- EXERCISE: Please write out every line of the data below word for word, leaving out the pictures.

- RECORDS:
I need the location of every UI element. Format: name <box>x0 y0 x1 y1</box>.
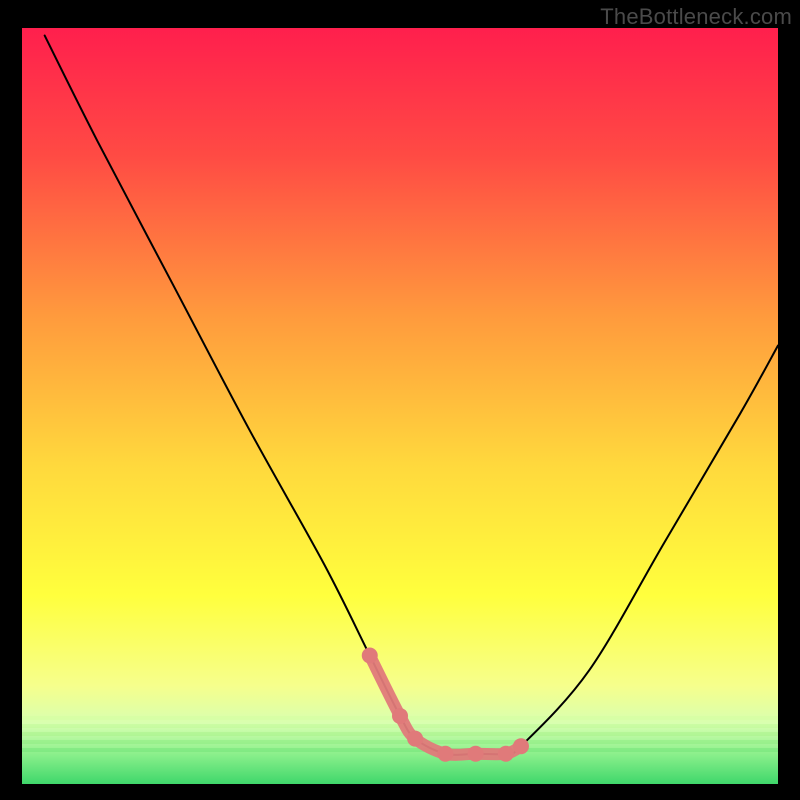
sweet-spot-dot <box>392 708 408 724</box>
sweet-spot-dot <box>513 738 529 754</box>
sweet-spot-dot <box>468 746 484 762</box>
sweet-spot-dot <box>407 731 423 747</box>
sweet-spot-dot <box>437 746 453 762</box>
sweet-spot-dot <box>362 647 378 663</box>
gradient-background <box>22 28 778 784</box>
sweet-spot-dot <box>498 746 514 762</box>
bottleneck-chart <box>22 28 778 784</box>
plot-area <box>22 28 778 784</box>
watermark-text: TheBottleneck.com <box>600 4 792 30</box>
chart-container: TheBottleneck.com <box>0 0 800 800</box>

- FINAL ANSWER:
I need the location of every UI element. Format: name <box>x0 y0 x1 y1</box>.
sweet-spot-dot <box>392 708 408 724</box>
sweet-spot-dot <box>513 738 529 754</box>
sweet-spot-dot <box>468 746 484 762</box>
sweet-spot-dot <box>407 731 423 747</box>
sweet-spot-dot <box>437 746 453 762</box>
sweet-spot-dot <box>362 647 378 663</box>
gradient-background <box>22 28 778 784</box>
sweet-spot-dot <box>498 746 514 762</box>
bottleneck-chart <box>22 28 778 784</box>
plot-area <box>22 28 778 784</box>
watermark-text: TheBottleneck.com <box>600 4 792 30</box>
chart-container: TheBottleneck.com <box>0 0 800 800</box>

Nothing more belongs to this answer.